[Coordinate annotation listing]

^^^^^^^^^^^^^^^^

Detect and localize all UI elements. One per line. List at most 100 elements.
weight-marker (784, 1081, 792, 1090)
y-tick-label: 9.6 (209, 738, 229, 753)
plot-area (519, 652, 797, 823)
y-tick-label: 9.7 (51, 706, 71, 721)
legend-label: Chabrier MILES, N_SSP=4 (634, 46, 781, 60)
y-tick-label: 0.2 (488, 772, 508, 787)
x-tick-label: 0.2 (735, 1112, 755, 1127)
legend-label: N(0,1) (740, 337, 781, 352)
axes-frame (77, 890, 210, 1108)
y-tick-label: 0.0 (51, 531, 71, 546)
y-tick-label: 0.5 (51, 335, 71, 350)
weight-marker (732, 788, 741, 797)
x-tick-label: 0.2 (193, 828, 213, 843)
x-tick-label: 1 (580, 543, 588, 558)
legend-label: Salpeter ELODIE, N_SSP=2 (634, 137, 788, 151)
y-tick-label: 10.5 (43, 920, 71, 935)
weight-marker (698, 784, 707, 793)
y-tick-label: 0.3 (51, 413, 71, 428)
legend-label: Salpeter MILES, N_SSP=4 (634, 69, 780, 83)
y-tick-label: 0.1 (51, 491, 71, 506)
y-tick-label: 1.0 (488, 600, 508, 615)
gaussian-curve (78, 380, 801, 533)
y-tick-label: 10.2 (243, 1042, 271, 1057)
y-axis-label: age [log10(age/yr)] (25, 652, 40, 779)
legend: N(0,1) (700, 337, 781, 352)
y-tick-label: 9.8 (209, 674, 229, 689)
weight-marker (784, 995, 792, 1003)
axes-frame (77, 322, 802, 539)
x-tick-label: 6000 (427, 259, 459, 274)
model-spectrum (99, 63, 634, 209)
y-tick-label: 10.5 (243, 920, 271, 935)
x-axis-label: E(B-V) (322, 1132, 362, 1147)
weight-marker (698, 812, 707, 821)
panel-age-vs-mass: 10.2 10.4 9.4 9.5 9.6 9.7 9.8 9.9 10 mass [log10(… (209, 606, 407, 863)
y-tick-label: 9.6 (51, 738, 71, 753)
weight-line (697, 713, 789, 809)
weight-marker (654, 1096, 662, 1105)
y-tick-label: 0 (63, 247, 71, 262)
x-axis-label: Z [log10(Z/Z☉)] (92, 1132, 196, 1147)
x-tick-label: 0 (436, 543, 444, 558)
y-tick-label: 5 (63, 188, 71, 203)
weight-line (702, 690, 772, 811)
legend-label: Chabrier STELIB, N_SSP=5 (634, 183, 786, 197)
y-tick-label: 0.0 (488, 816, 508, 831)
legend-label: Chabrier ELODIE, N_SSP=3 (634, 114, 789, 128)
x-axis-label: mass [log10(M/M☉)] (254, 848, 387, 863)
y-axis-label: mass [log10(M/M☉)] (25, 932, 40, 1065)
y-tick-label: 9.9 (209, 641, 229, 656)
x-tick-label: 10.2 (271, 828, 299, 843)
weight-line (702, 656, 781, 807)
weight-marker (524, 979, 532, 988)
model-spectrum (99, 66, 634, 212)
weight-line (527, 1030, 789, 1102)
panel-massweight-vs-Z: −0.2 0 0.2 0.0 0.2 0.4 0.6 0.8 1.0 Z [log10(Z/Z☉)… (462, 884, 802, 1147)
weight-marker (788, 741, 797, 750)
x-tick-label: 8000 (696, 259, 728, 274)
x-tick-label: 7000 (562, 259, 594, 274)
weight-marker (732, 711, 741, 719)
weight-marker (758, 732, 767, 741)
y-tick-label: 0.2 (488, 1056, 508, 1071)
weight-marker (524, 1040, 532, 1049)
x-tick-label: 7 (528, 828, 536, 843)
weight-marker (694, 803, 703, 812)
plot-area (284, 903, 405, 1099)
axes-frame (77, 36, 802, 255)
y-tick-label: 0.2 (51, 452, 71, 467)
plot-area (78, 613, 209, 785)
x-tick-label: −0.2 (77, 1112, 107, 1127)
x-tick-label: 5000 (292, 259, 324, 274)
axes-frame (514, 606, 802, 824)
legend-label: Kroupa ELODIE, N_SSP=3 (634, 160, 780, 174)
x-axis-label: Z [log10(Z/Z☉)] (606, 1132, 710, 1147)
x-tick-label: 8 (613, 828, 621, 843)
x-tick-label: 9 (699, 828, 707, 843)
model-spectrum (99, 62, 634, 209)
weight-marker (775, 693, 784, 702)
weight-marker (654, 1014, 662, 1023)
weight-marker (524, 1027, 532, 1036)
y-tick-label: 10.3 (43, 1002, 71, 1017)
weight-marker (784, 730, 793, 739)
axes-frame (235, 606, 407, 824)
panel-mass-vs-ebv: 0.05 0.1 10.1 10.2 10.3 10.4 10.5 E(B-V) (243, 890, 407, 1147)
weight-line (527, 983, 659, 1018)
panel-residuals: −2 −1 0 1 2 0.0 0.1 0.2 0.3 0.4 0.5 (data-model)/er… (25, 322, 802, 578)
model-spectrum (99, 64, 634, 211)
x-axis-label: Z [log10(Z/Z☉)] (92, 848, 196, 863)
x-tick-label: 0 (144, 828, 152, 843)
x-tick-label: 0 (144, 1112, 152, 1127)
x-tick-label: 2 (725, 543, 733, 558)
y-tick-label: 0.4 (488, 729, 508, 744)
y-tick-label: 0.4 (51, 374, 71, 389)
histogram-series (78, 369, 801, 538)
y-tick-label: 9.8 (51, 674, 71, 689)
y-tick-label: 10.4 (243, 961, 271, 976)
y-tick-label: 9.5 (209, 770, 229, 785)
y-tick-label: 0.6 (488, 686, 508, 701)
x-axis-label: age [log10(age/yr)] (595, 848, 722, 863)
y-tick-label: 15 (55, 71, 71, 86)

^^^^^^^^^^^^^^^^

§ **GOAL OF THE EXERCISE**
Return every line of the listing above without any change.

§ **WRITTEN ANSWER**
Detect and localize all UI elements. One per line. List at most 100 elements.
weight-marker (784, 1081, 792, 1090)
y-tick-label: 9.6 (209, 738, 229, 753)
plot-area (519, 652, 797, 823)
y-tick-label: 9.7 (51, 706, 71, 721)
legend-label: Chabrier MILES, N_SSP=4 (634, 46, 781, 60)
y-tick-label: 0.2 (488, 772, 508, 787)
x-tick-label: 0.2 (735, 1112, 755, 1127)
legend-label: N(0,1) (740, 337, 781, 352)
axes-frame (77, 890, 210, 1108)
y-tick-label: 0.0 (51, 531, 71, 546)
y-tick-label: 0.5 (51, 335, 71, 350)
weight-marker (732, 788, 741, 797)
x-tick-label: 0.2 (193, 828, 213, 843)
x-tick-label: 1 (580, 543, 588, 558)
legend-label: Salpeter ELODIE, N_SSP=2 (634, 137, 788, 151)
y-tick-label: 10.5 (43, 920, 71, 935)
weight-marker (698, 784, 707, 793)
y-tick-label: 0.3 (51, 413, 71, 428)
legend-label: Salpeter MILES, N_SSP=4 (634, 69, 780, 83)
y-tick-label: 0.1 (51, 491, 71, 506)
y-tick-label: 1.0 (488, 600, 508, 615)
gaussian-curve (78, 380, 801, 533)
y-tick-label: 10.2 (243, 1042, 271, 1057)
y-axis-label: age [log10(age/yr)] (25, 652, 40, 779)
legend: N(0,1) (700, 337, 781, 352)
y-tick-label: 9.8 (209, 674, 229, 689)
weight-marker (784, 995, 792, 1003)
axes-frame (77, 322, 802, 539)
x-tick-label: 6000 (427, 259, 459, 274)
model-spectrum (99, 63, 634, 209)
y-tick-label: 10.5 (243, 920, 271, 935)
x-axis-label: E(B-V) (322, 1132, 362, 1147)
weight-marker (698, 812, 707, 821)
panel-age-vs-mass: 10.2 10.4 9.4 9.5 9.6 9.7 9.8 9.9 10 mass [log10(… (209, 606, 407, 863)
y-tick-label: 9.6 (51, 738, 71, 753)
weight-line (697, 713, 789, 809)
weight-marker (654, 1096, 662, 1105)
y-tick-label: 0 (63, 247, 71, 262)
x-axis-label: Z [log10(Z/Z☉)] (92, 1132, 196, 1147)
x-tick-label: 0 (436, 543, 444, 558)
y-tick-label: 5 (63, 188, 71, 203)
weight-line (702, 690, 772, 811)
legend-label: Chabrier STELIB, N_SSP=5 (634, 183, 786, 197)
y-tick-label: 0.0 (488, 816, 508, 831)
legend-label: Chabrier ELODIE, N_SSP=3 (634, 114, 789, 128)
x-axis-label: mass [log10(M/M☉)] (254, 848, 387, 863)
y-axis-label: mass [log10(M/M☉)] (25, 932, 40, 1065)
y-tick-label: 9.9 (209, 641, 229, 656)
x-tick-label: 10.2 (271, 828, 299, 843)
weight-line (702, 656, 781, 807)
weight-marker (524, 979, 532, 988)
model-spectrum (99, 66, 634, 212)
weight-line (527, 1030, 789, 1102)
panel-massweight-vs-Z: −0.2 0 0.2 0.0 0.2 0.4 0.6 0.8 1.0 Z [log10(Z/Z☉)… (462, 884, 802, 1147)
weight-marker (788, 741, 797, 750)
x-tick-label: 8000 (696, 259, 728, 274)
x-tick-label: 7000 (562, 259, 594, 274)
weight-marker (732, 711, 741, 719)
weight-marker (758, 732, 767, 741)
y-tick-label: 0.2 (488, 1056, 508, 1071)
weight-marker (524, 1040, 532, 1049)
x-tick-label: 7 (528, 828, 536, 843)
weight-marker (694, 803, 703, 812)
plot-area (284, 903, 405, 1099)
axes-frame (77, 36, 802, 255)
y-tick-label: 0.2 (51, 452, 71, 467)
plot-area (78, 613, 209, 785)
x-tick-label: −0.2 (77, 1112, 107, 1127)
x-tick-label: 5000 (292, 259, 324, 274)
axes-frame (514, 606, 802, 824)
legend-label: Kroupa ELODIE, N_SSP=3 (634, 160, 780, 174)
x-axis-label: Z [log10(Z/Z☉)] (606, 1132, 710, 1147)
x-tick-label: 8 (613, 828, 621, 843)
x-tick-label: 9 (699, 828, 707, 843)
model-spectrum (99, 62, 634, 209)
weight-marker (775, 693, 784, 702)
weight-marker (654, 1014, 662, 1023)
weight-marker (524, 1027, 532, 1036)
y-tick-label: 10.3 (43, 1002, 71, 1017)
weight-marker (784, 730, 793, 739)
axes-frame (235, 606, 407, 824)
panel-mass-vs-ebv: 0.05 0.1 10.1 10.2 10.3 10.4 10.5 E(B-V) (243, 890, 407, 1147)
weight-line (527, 983, 659, 1018)
panel-residuals: −2 −1 0 1 2 0.0 0.1 0.2 0.3 0.4 0.5 (data-model)/er… (25, 322, 802, 578)
model-spectrum (99, 64, 634, 211)
x-axis-label: Z [log10(Z/Z☉)] (92, 848, 196, 863)
x-tick-label: 0 (144, 828, 152, 843)
x-tick-label: 0 (144, 1112, 152, 1127)
x-tick-label: 2 (725, 543, 733, 558)
y-tick-label: 0.4 (488, 729, 508, 744)
y-tick-label: 0.4 (51, 374, 71, 389)
histogram-series (78, 369, 801, 538)
y-tick-label: 9.8 (51, 674, 71, 689)
y-tick-label: 10.4 (243, 961, 271, 976)
y-tick-label: 9.5 (209, 770, 229, 785)
y-tick-label: 0.6 (488, 686, 508, 701)
x-axis-label: age [log10(age/yr)] (595, 848, 722, 863)
y-tick-label: 15 (55, 71, 71, 86)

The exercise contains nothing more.